Short task:
Using the entries that follow, count the lines containing the word "into" and give that number by itself.

+++ Records for the exercise +++

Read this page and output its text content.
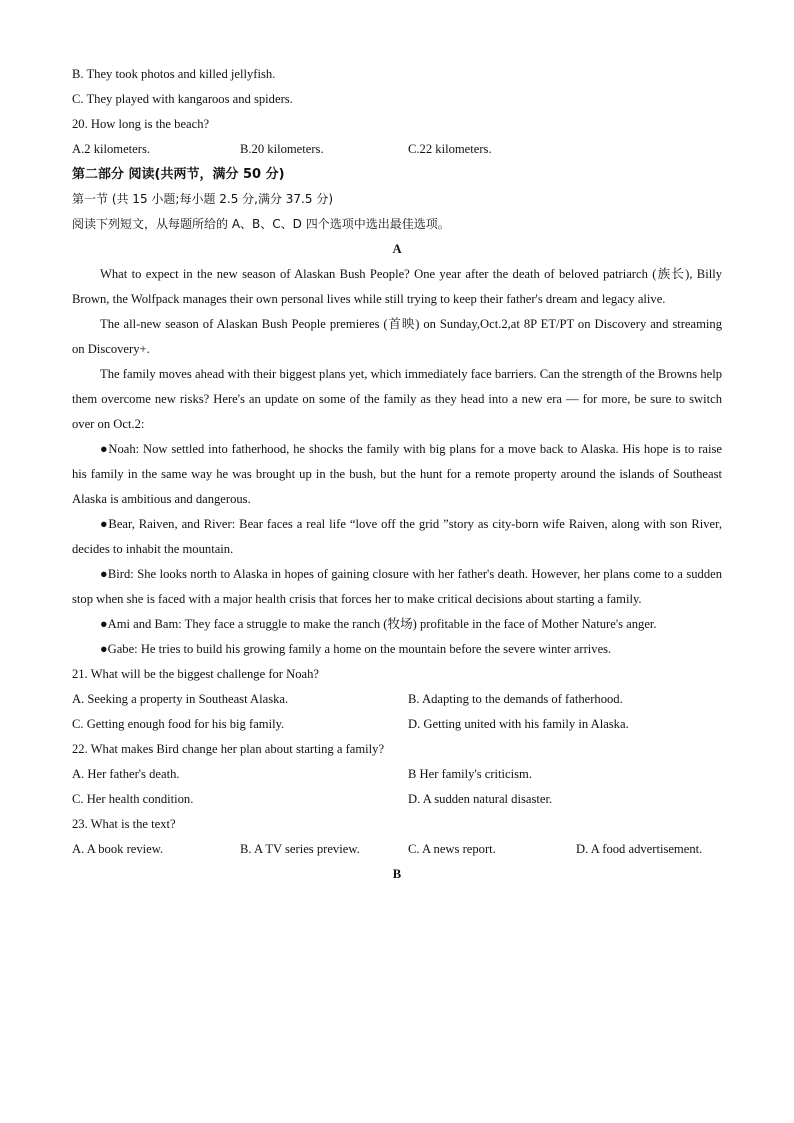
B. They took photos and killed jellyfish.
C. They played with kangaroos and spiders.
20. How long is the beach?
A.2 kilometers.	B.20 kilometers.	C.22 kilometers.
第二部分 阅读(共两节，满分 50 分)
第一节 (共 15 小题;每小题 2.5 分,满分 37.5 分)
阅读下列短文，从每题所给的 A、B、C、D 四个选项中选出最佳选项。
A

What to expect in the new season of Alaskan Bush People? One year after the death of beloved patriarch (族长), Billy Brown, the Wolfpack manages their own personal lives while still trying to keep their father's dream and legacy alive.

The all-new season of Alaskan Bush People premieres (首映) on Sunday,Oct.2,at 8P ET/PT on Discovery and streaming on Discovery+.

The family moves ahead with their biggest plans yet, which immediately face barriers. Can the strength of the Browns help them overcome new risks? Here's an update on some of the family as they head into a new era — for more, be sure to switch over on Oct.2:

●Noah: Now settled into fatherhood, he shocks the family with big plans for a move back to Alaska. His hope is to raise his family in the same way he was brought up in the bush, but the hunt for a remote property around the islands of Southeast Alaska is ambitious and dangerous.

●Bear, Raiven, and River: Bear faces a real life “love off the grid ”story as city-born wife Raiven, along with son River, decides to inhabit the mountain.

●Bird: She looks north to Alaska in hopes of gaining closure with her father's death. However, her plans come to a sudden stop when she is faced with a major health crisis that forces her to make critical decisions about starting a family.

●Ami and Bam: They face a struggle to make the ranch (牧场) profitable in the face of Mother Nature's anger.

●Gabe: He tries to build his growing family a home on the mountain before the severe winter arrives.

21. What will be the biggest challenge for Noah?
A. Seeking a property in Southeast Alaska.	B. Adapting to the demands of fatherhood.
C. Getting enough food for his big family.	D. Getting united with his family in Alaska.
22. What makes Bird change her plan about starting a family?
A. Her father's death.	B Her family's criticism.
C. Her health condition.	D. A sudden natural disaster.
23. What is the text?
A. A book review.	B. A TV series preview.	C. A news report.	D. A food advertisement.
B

+++
+++ Records for the exercise +++

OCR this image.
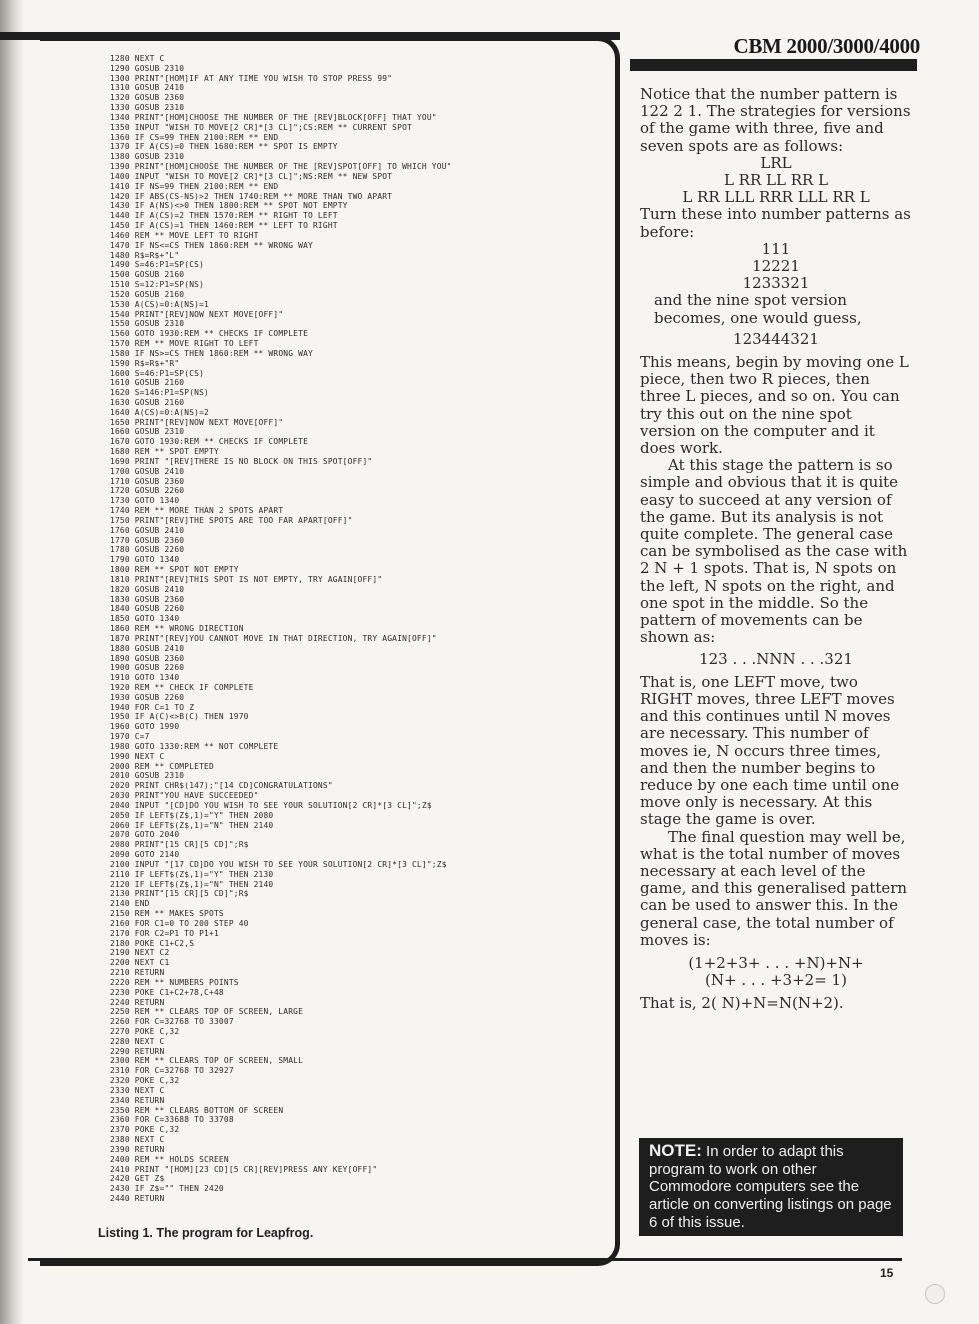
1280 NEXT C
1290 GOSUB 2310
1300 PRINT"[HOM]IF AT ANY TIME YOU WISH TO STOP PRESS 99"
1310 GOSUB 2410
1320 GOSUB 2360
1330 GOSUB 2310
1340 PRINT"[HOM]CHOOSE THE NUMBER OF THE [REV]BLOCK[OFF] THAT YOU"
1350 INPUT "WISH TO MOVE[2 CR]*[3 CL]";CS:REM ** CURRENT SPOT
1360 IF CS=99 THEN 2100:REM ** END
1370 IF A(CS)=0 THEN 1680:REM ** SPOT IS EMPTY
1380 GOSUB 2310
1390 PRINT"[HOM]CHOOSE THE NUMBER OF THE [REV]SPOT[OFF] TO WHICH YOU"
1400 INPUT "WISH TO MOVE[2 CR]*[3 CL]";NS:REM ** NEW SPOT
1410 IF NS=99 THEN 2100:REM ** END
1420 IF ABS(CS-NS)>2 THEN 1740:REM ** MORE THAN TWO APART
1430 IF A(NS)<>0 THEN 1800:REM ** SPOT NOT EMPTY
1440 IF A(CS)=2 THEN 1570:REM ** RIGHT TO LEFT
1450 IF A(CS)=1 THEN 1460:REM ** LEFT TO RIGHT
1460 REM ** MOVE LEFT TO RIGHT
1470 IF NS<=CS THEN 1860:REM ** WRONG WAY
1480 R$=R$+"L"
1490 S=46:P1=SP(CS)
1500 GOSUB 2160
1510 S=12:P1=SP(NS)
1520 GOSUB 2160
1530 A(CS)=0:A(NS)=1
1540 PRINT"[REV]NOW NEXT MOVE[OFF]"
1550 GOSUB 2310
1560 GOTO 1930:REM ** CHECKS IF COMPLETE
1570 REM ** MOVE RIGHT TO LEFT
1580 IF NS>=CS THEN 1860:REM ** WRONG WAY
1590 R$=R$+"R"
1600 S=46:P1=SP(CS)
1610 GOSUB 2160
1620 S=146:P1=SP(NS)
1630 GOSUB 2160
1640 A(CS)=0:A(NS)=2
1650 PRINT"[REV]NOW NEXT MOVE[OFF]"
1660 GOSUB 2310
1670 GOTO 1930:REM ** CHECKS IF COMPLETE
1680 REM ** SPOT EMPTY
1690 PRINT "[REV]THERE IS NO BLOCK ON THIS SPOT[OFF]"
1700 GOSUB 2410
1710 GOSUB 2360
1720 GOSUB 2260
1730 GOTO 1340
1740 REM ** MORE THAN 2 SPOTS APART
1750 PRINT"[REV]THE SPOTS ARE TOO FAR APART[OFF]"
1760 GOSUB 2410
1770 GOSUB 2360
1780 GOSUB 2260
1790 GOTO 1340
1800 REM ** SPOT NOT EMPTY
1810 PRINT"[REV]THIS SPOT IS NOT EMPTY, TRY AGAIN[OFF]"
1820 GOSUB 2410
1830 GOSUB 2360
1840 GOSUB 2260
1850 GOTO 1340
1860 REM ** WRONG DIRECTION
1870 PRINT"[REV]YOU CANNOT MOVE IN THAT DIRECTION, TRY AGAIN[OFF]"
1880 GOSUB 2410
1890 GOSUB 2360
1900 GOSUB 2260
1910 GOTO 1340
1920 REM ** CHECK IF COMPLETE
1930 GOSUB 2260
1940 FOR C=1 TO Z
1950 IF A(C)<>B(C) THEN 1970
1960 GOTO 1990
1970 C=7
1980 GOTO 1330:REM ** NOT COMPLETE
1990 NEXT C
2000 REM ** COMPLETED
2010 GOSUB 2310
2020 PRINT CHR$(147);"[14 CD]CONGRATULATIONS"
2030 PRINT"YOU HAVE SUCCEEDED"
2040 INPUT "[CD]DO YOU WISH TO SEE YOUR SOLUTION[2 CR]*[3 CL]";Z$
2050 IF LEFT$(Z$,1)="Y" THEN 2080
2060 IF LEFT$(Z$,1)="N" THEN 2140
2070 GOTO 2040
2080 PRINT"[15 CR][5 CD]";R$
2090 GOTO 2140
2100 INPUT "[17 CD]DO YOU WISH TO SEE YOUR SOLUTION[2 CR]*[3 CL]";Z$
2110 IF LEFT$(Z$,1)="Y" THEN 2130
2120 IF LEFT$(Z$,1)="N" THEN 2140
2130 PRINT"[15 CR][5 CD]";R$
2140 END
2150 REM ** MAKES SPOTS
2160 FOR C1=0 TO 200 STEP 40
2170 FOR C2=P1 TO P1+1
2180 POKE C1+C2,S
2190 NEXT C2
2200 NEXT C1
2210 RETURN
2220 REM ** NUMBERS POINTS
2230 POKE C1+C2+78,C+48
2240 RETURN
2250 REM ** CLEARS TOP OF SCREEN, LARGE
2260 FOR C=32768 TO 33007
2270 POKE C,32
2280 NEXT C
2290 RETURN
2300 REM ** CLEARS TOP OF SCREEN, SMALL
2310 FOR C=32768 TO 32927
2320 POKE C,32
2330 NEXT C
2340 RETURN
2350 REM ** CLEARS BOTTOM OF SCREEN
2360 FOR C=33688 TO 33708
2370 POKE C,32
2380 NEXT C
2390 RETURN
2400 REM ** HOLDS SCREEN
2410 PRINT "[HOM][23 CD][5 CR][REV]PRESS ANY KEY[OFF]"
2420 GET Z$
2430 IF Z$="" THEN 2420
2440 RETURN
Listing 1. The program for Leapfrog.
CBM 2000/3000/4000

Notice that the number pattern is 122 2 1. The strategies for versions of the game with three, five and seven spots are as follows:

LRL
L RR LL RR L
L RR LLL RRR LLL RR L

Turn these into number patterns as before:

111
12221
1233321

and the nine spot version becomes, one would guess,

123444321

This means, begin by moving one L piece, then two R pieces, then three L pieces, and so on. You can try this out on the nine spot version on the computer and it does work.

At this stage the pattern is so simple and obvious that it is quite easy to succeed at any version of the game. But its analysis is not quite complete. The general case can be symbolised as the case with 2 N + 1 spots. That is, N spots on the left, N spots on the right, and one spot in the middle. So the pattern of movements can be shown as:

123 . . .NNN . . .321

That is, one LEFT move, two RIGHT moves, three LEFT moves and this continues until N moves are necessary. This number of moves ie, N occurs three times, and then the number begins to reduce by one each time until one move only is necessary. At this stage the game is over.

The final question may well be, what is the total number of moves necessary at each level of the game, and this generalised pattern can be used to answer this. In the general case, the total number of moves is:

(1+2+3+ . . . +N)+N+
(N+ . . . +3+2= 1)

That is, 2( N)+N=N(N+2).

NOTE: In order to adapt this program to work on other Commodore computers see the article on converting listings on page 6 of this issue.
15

+++

Worked solution:
3